AIM >> Report the total number of lines that include the string "rank", without any other text.

───── PROVIDED ENTRIES

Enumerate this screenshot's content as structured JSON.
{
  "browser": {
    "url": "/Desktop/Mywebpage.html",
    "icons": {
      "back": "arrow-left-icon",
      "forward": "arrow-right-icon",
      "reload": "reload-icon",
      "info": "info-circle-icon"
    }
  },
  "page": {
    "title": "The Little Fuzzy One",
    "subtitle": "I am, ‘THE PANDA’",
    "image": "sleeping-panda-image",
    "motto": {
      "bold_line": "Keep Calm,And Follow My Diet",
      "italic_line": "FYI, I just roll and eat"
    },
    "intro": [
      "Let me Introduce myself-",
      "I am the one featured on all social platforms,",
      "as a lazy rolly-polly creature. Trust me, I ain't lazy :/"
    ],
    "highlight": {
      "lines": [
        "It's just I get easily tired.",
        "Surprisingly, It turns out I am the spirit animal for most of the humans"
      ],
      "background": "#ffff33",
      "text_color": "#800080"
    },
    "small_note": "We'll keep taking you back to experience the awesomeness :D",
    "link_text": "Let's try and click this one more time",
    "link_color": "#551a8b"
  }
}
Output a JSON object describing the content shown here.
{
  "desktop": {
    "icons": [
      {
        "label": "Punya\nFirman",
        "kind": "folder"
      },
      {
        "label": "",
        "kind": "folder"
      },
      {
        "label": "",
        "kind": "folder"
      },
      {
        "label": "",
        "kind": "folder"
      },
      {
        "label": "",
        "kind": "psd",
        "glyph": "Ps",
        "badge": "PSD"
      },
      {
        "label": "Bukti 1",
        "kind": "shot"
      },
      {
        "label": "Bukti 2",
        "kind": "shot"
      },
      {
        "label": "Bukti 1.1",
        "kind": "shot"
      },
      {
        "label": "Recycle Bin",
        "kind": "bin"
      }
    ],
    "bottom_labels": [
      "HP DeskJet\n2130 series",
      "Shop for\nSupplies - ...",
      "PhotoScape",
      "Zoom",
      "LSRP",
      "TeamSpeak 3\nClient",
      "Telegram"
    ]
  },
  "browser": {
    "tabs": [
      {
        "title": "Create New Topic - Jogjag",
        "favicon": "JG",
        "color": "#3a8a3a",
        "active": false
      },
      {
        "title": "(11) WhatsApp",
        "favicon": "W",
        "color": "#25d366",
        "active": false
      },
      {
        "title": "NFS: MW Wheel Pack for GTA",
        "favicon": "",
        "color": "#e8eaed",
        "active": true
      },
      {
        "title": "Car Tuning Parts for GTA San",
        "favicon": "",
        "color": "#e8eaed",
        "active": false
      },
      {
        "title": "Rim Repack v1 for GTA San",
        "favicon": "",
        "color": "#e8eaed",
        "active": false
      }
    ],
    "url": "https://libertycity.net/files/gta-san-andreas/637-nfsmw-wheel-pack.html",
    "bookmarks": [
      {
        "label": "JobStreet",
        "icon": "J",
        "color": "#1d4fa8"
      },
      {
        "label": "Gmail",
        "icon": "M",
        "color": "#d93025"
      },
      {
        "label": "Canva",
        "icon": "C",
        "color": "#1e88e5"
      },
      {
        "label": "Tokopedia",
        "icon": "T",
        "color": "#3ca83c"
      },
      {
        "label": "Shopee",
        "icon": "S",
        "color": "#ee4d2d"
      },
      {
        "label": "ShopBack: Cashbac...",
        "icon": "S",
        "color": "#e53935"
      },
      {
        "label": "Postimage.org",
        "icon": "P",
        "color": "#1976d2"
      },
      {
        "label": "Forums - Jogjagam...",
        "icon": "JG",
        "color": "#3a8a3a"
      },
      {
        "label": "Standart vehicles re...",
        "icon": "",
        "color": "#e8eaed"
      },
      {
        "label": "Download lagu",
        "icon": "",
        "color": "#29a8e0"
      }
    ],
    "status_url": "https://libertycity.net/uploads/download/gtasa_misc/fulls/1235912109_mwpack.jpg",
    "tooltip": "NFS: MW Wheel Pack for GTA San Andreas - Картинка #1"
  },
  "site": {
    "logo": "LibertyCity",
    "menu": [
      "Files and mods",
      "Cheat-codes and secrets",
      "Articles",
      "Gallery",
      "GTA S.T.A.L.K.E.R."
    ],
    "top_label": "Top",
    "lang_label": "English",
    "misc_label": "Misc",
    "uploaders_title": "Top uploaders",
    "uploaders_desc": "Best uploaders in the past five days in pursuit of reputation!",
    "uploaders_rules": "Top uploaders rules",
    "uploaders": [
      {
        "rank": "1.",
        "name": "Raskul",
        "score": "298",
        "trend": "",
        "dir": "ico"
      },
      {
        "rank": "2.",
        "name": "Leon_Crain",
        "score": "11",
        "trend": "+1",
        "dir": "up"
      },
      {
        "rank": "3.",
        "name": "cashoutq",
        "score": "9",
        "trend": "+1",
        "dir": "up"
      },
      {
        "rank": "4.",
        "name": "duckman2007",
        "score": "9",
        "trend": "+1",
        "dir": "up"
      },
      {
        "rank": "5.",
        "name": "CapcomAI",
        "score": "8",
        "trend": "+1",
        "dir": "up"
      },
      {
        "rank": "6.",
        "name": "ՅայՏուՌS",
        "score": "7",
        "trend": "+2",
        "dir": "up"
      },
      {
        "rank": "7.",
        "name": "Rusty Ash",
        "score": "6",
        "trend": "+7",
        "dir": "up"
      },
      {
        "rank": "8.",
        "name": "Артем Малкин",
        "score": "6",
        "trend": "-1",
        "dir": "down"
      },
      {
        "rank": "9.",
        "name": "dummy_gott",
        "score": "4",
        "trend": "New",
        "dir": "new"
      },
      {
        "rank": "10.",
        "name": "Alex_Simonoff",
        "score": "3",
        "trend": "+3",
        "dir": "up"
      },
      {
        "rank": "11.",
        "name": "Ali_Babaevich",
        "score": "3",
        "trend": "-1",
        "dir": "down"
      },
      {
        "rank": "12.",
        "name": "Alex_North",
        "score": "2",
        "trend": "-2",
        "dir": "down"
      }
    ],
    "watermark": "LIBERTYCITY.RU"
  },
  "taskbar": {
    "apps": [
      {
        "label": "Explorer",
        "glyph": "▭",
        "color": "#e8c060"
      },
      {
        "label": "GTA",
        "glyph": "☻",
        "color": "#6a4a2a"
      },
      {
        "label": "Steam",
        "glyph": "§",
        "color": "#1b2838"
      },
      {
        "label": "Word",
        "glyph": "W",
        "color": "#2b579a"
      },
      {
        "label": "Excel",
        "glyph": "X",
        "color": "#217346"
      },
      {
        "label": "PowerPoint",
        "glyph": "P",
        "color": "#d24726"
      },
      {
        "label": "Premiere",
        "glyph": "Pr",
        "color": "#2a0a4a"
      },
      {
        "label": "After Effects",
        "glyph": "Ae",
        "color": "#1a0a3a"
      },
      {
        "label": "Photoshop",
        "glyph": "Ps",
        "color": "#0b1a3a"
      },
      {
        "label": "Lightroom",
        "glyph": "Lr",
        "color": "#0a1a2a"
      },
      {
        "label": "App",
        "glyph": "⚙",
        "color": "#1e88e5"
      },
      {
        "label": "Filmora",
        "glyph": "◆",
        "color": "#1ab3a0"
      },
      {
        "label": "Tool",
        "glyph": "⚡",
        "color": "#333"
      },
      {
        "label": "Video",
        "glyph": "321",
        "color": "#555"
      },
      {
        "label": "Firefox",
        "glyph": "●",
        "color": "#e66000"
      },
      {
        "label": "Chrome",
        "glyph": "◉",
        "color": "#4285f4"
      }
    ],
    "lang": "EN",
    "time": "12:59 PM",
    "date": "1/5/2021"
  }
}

──────────

CORRECT RESPONSE >> 12